Supplied entries:
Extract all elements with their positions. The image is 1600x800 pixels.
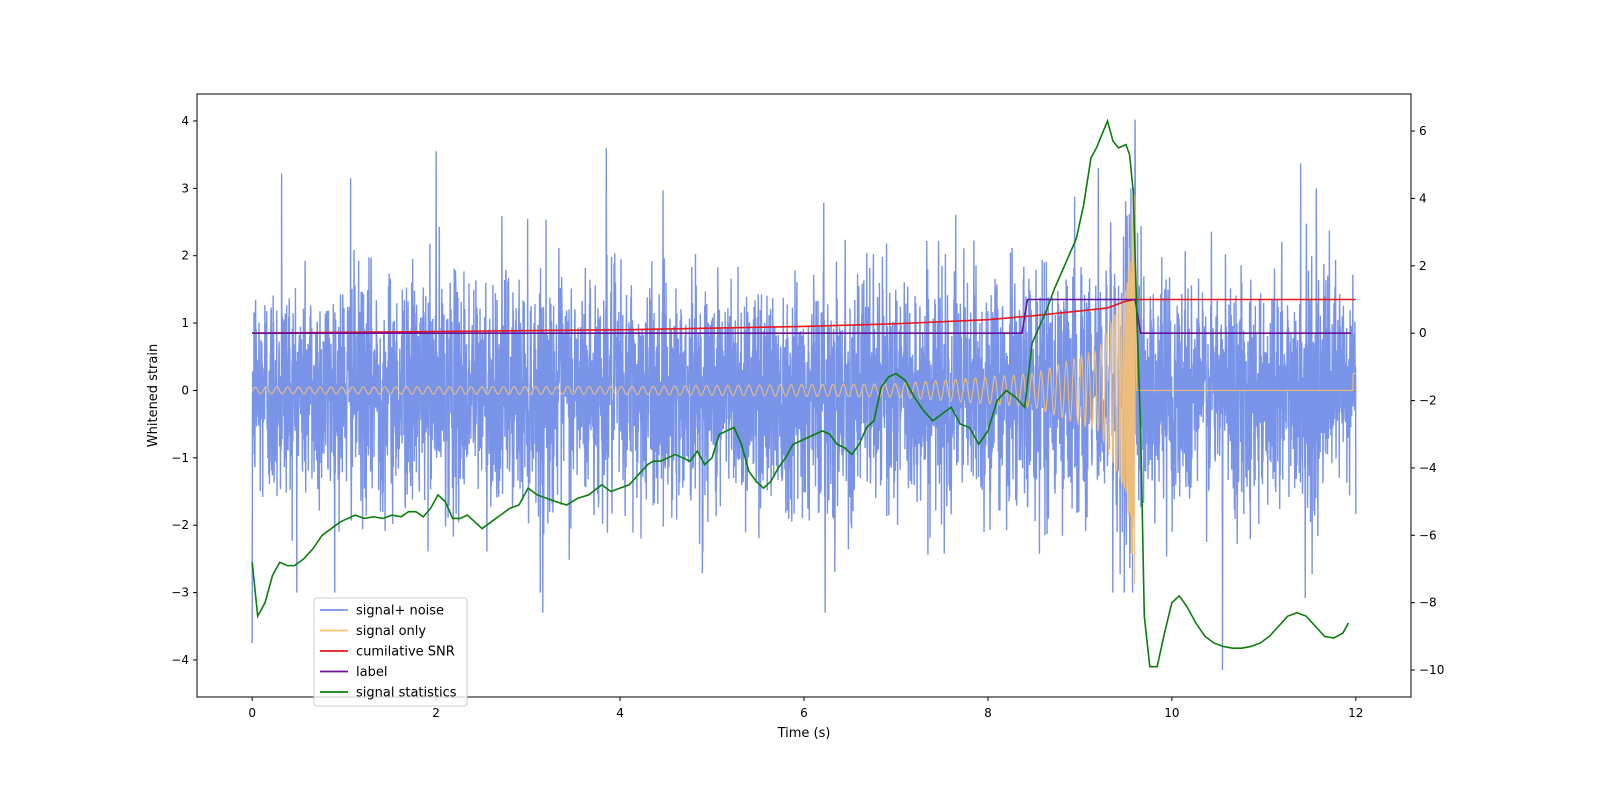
x-tick-label: 6 (800, 706, 808, 720)
y-axis-right: −10 −8 −6 −4 −2 0 2 4 6 (1411, 124, 1444, 677)
y-axis-left: −4 −3 −2 −1 0 1 2 3 4 (171, 114, 197, 667)
y2-tick-label: −10 (1419, 663, 1444, 677)
legend-label: label (356, 665, 387, 680)
y2-tick-label: −2 (1419, 394, 1437, 408)
y-tick-label: 4 (181, 114, 189, 128)
x-tick-label: 12 (1348, 706, 1363, 720)
y2-tick-label: −6 (1419, 528, 1437, 542)
y-tick-label: 2 (181, 249, 189, 263)
series-signal-statistics-line (251, 118, 1350, 668)
x-tick-label: 4 (616, 706, 624, 720)
y2-tick-label: −4 (1419, 461, 1437, 475)
y-axis-label: Whitened strain (146, 344, 161, 447)
x-axis-label: Time (s) (777, 726, 831, 741)
y2-tick-label: 2 (1419, 259, 1427, 273)
y2-tick-label: 0 (1419, 326, 1427, 340)
x-tick-label: 0 (248, 706, 256, 720)
y2-tick-label: 4 (1419, 191, 1427, 205)
y2-tick-label: 6 (1419, 124, 1427, 138)
series-signal-only-line (251, 194, 1356, 584)
legend: signal+ noise signal only cumilative SNR la… (313, 597, 468, 707)
y-tick-label: −1 (171, 451, 189, 465)
legend-label: signal only (356, 624, 426, 639)
y2-tick-label: −8 (1419, 596, 1437, 610)
series-signal-noise-line (251, 119, 1357, 671)
x-tick-label: 2 (432, 706, 440, 720)
x-tick-label: 10 (1164, 706, 1179, 720)
legend-box (313, 597, 468, 707)
legend-label: signal statistics (356, 686, 457, 701)
series-label-line (252, 298, 1352, 334)
y-tick-label: 0 (181, 383, 189, 397)
x-tick-label: 8 (984, 706, 992, 720)
legend-label: cumilative SNR (356, 645, 455, 660)
y-tick-label: 3 (181, 181, 189, 195)
plot-area (251, 118, 1357, 671)
y-tick-label: −2 (171, 518, 189, 532)
legend-label: signal+ noise (356, 604, 444, 619)
y-tick-label: −4 (171, 653, 189, 667)
y-tick-label: −3 (171, 586, 189, 600)
y-tick-label: 1 (181, 316, 189, 330)
series-cumilative-snr-line (252, 298, 1356, 334)
x-axis: 0 2 4 6 8 10 12 (248, 697, 1363, 720)
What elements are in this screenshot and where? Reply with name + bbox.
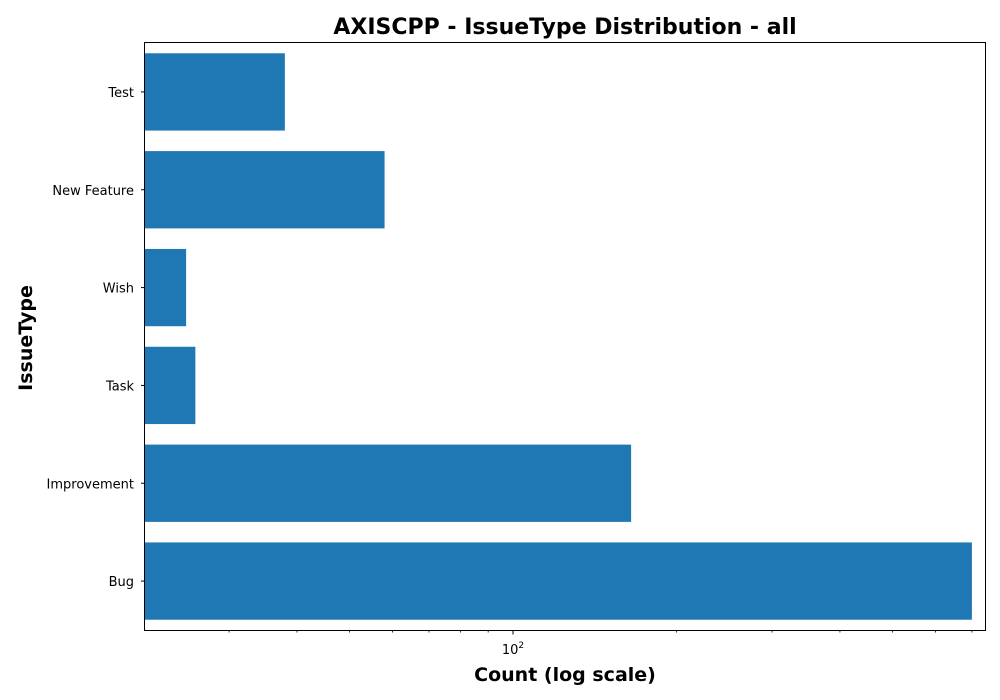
bar-improvement [145,444,632,522]
bar-task [145,346,196,425]
y-tick-label: Task [105,379,135,394]
y-tick-label: Wish [103,282,134,297]
bars-layer [145,53,972,620]
y-tick-label: New Feature [52,184,134,199]
y-tick-label: Bug [109,575,134,590]
x-tick-label: 102 [502,641,524,658]
x-axis-label: Count (log scale) [474,664,656,686]
y-axis-label: IssueType [15,285,37,391]
bar-bug [145,542,972,620]
y-tick-label: Test [107,86,134,101]
bar-test [145,53,285,131]
y-ticks-layer: Bug Improvement Task Wish New Feature Test [47,86,145,590]
chart-title: AXISCPP - IssueType Distribution - all [333,15,796,40]
bar-new-feature [145,151,385,229]
plot-frame [144,42,986,631]
bar-wish [145,248,187,327]
y-tick-label: Improvement [47,477,134,492]
x-ticks-layer: 102 [228,630,973,658]
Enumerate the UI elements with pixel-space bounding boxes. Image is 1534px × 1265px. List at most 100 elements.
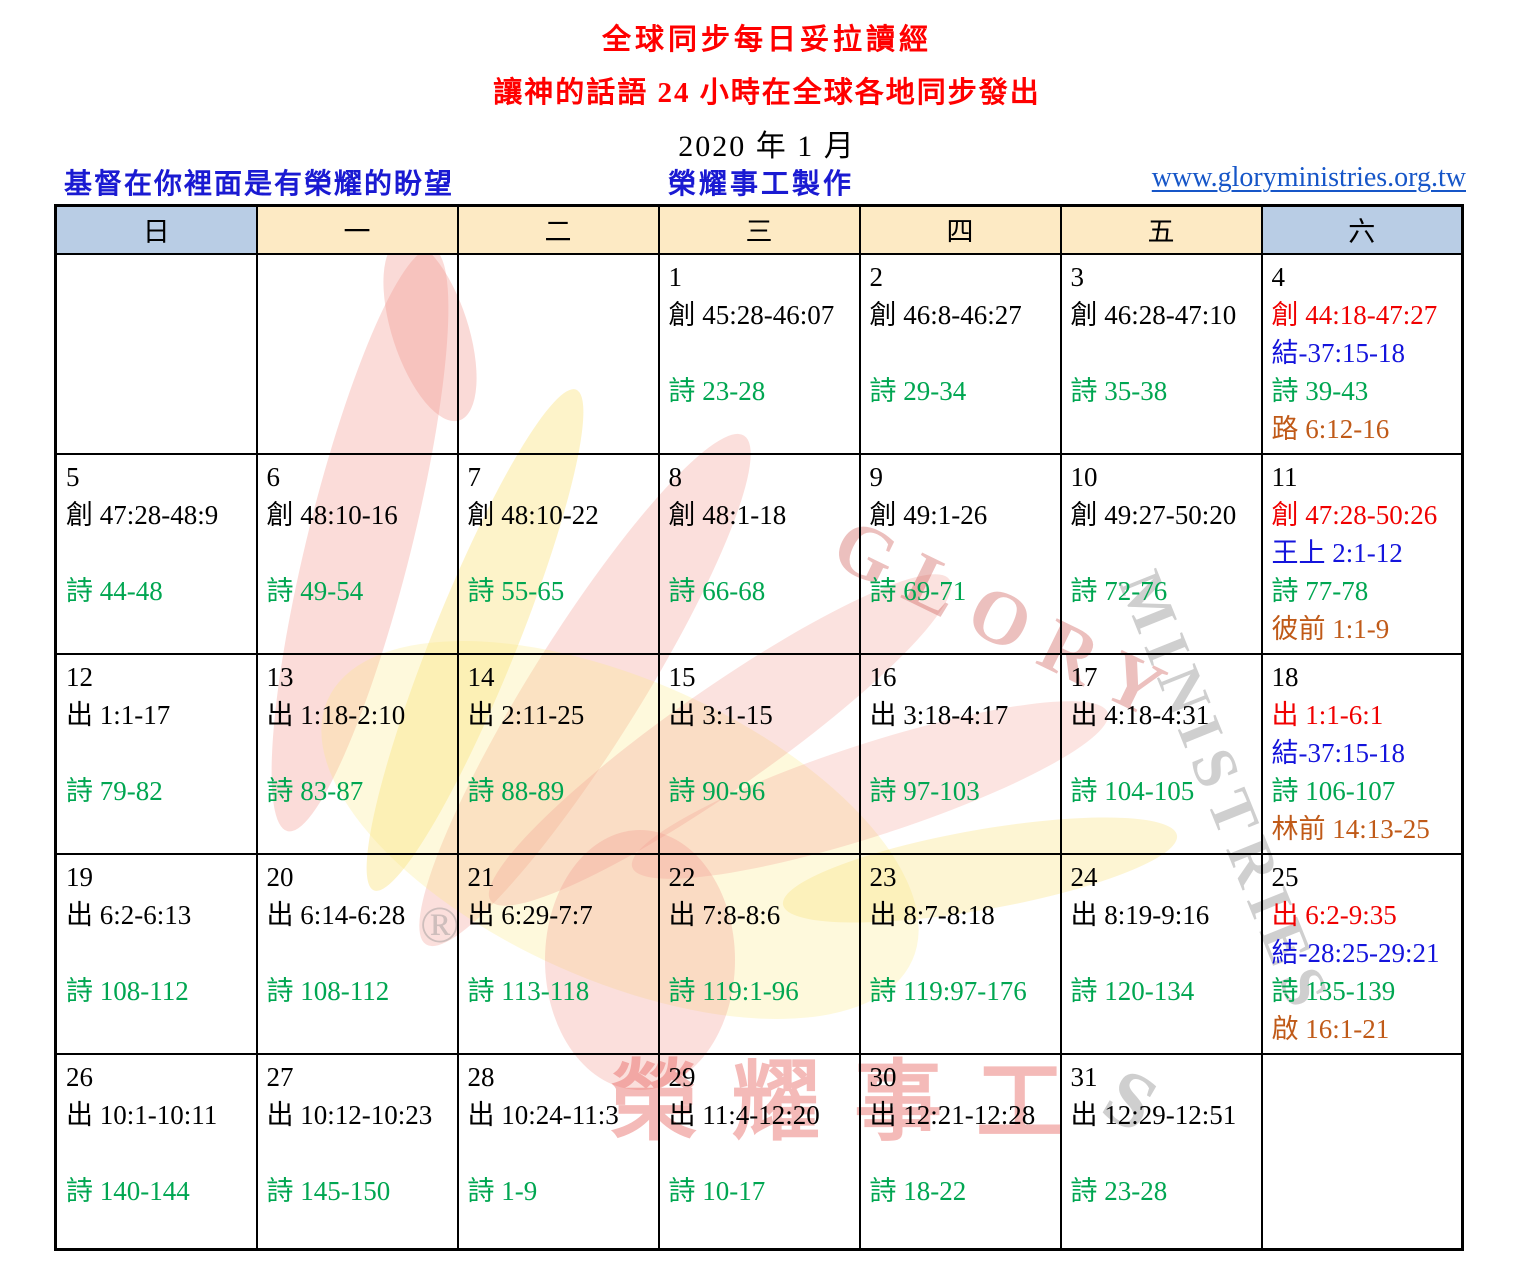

Your objective: Can you write out all of the data above again, switching every "y-tick-label" to "y-axis-tick-label" and keeping everything else the same? Leave the pictures out of your answer.

Exercise output:
Extract all elements with their positions. The image is 1600x800 pixels.
x-tick-label: 6 (800, 706, 808, 720)
y-axis-right: −10 −8 −6 −4 −2 0 2 4 6 (1411, 124, 1444, 677)
y-axis-left: −4 −3 −2 −1 0 1 2 3 4 (171, 114, 197, 667)
y2-tick-label: −10 (1419, 663, 1444, 677)
legend-label: label (356, 665, 387, 680)
y2-tick-label: −2 (1419, 394, 1437, 408)
y-axis-tick-label: 4 (181, 114, 189, 128)
x-tick-label: 12 (1348, 706, 1363, 720)
y2-tick-label: −6 (1419, 528, 1437, 542)
y-axis-tick-label: 2 (181, 249, 189, 263)
series-signal-statistics-line (251, 118, 1350, 668)
x-tick-label: 4 (616, 706, 624, 720)
y2-tick-label: −4 (1419, 461, 1437, 475)
y-axis-label: Whitened strain (146, 344, 161, 447)
x-axis-label: Time (s) (777, 726, 831, 741)
y2-tick-label: 2 (1419, 259, 1427, 273)
y2-tick-label: 0 (1419, 326, 1427, 340)
x-tick-label: 0 (248, 706, 256, 720)
y2-tick-label: 4 (1419, 191, 1427, 205)
y2-tick-label: 6 (1419, 124, 1427, 138)
series-signal-only-line (251, 194, 1356, 584)
legend: signal+ noise signal only cumilative SNR la… (313, 597, 468, 707)
y-axis-tick-label: −1 (171, 451, 189, 465)
legend-label: signal only (356, 624, 426, 639)
y2-tick-label: −8 (1419, 596, 1437, 610)
series-signal-noise-line (251, 119, 1357, 671)
x-tick-label: 2 (432, 706, 440, 720)
x-tick-label: 10 (1164, 706, 1179, 720)
legend-box (313, 597, 468, 707)
legend-label: signal statistics (356, 686, 457, 701)
series-label-line (252, 298, 1352, 334)
y-axis-tick-label: 0 (181, 383, 189, 397)
x-tick-label: 8 (984, 706, 992, 720)
legend-label: cumilative SNR (356, 645, 455, 660)
y-axis-tick-label: 3 (181, 181, 189, 195)
plot-area (251, 118, 1357, 671)
y-axis-tick-label: −2 (171, 518, 189, 532)
legend-label: signal+ noise (356, 604, 444, 619)
y-axis-tick-label: −4 (171, 653, 189, 667)
y-axis-tick-label: −3 (171, 586, 189, 600)
y-axis-tick-label: 1 (181, 316, 189, 330)
series-cumilative-snr-line (252, 298, 1356, 334)
x-axis: 0 2 4 6 8 10 12 (248, 697, 1363, 720)
What elements are in this screenshot and where? Reply with name + bbox.
bar-improvement [145,444,632,522]
bar-task [145,346,196,425]
y-axis-tick-label: Task [105,379,135,394]
y-axis-tick-label: Wish [103,282,134,297]
bars-layer [145,53,972,620]
y-axis-tick-label: New Feature [52,184,134,199]
y-axis-tick-label: Bug [109,575,134,590]
x-tick-label: 102 [502,641,524,658]
x-axis-label: Count (log scale) [474,664,656,686]
y-axis-label: IssueType [15,285,37,391]
bar-bug [145,542,972,620]
y-axis-tick-label: Test [107,86,134,101]
bar-test [145,53,285,131]
y-ticks-layer: Bug Improvement Task Wish New Feature Test [47,86,145,590]
chart-title: AXISCPP - IssueType Distribution - all [333,15,796,40]
bar-new-feature [145,151,385,229]
plot-frame [144,42,986,631]
bar-wish [145,248,187,327]
y-axis-tick-label: Improvement [47,477,134,492]
x-ticks-layer: 102 [228,630,973,658]
Enumerate the UI elements with pixel-space bounding boxes. Image is 1534px × 1265px. List at most 100 elements.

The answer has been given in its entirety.